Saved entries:
..........
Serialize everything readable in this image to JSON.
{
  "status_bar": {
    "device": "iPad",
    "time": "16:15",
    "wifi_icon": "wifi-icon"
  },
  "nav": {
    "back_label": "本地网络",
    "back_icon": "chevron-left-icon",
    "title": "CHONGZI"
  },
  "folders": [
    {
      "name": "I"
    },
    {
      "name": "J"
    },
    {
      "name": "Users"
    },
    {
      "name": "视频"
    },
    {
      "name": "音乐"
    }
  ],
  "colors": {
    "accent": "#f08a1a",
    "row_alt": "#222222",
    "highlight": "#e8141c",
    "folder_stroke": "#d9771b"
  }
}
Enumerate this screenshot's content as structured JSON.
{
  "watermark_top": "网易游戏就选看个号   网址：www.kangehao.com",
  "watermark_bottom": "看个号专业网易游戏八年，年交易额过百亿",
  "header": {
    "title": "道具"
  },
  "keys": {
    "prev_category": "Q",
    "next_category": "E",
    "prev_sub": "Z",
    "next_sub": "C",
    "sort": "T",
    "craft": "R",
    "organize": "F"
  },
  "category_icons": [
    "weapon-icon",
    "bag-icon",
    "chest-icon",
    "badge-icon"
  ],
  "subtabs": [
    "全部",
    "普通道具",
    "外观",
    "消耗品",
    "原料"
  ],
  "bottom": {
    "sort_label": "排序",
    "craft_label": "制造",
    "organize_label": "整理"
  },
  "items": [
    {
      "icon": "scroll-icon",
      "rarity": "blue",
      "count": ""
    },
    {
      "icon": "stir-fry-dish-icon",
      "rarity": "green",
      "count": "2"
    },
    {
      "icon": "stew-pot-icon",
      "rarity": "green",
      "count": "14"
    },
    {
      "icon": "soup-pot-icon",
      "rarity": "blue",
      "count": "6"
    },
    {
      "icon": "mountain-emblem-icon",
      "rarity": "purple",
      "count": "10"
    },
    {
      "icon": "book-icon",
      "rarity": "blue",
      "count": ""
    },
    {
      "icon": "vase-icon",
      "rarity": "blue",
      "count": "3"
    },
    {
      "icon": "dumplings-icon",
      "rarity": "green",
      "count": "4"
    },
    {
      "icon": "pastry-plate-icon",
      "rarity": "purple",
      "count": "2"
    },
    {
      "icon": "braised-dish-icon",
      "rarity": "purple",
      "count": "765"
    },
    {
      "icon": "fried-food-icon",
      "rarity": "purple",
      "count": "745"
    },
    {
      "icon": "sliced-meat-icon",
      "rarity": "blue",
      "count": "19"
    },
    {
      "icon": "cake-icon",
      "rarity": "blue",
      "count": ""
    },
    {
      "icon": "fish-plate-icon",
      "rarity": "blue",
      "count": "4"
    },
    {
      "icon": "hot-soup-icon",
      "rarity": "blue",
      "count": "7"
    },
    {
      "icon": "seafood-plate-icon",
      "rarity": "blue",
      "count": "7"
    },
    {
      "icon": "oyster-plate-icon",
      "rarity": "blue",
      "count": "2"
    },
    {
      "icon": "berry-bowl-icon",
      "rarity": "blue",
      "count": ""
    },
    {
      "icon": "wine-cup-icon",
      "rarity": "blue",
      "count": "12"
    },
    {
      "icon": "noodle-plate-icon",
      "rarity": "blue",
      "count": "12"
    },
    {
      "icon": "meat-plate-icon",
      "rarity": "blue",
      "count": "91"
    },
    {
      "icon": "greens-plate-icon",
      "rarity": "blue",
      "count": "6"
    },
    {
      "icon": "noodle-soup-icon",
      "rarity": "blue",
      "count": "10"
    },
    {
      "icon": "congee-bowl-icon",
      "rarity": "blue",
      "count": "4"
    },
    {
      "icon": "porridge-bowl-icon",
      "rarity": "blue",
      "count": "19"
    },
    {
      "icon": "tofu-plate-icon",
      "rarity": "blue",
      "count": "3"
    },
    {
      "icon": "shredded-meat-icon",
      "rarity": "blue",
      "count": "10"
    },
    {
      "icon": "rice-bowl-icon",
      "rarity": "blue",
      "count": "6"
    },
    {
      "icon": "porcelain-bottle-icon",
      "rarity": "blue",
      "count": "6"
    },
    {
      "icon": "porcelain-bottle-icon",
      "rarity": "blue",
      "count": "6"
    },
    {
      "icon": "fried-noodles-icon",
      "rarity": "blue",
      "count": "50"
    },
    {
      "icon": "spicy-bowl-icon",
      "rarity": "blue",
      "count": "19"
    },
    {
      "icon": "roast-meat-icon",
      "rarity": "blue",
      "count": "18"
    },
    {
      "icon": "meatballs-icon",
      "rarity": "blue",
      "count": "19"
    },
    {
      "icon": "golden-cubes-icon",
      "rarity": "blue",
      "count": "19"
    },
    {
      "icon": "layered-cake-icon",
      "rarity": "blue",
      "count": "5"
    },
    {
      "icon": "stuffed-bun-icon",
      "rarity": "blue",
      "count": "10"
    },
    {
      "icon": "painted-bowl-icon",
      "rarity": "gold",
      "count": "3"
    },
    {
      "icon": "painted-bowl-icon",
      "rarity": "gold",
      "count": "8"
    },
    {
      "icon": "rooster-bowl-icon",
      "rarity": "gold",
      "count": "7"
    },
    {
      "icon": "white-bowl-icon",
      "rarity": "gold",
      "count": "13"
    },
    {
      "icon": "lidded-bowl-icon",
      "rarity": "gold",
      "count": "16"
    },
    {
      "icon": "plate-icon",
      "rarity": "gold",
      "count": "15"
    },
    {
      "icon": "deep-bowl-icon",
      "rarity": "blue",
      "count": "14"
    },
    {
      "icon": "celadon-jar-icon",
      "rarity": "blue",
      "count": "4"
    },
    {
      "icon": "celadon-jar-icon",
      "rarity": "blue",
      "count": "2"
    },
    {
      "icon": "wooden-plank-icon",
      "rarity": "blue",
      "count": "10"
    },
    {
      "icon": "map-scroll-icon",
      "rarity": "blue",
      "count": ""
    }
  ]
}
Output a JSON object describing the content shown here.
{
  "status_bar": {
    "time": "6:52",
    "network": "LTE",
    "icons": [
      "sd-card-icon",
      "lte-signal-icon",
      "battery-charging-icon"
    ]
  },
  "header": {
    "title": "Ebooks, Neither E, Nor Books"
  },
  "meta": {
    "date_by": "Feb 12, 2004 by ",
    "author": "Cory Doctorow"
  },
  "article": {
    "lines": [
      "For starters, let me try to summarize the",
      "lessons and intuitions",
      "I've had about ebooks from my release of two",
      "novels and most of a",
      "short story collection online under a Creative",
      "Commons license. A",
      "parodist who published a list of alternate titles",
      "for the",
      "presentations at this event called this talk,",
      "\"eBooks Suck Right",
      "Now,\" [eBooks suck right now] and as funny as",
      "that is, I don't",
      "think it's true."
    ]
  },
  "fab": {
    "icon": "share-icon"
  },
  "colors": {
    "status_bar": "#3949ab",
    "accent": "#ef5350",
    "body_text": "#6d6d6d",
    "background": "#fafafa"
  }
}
..........
■ **Short task**: Gather each line that holds "soup".

■ **Problem solution**:
      "icon": "soup-pot-icon",
      "icon": "hot-soup-icon",
      "icon": "noodle-soup-icon",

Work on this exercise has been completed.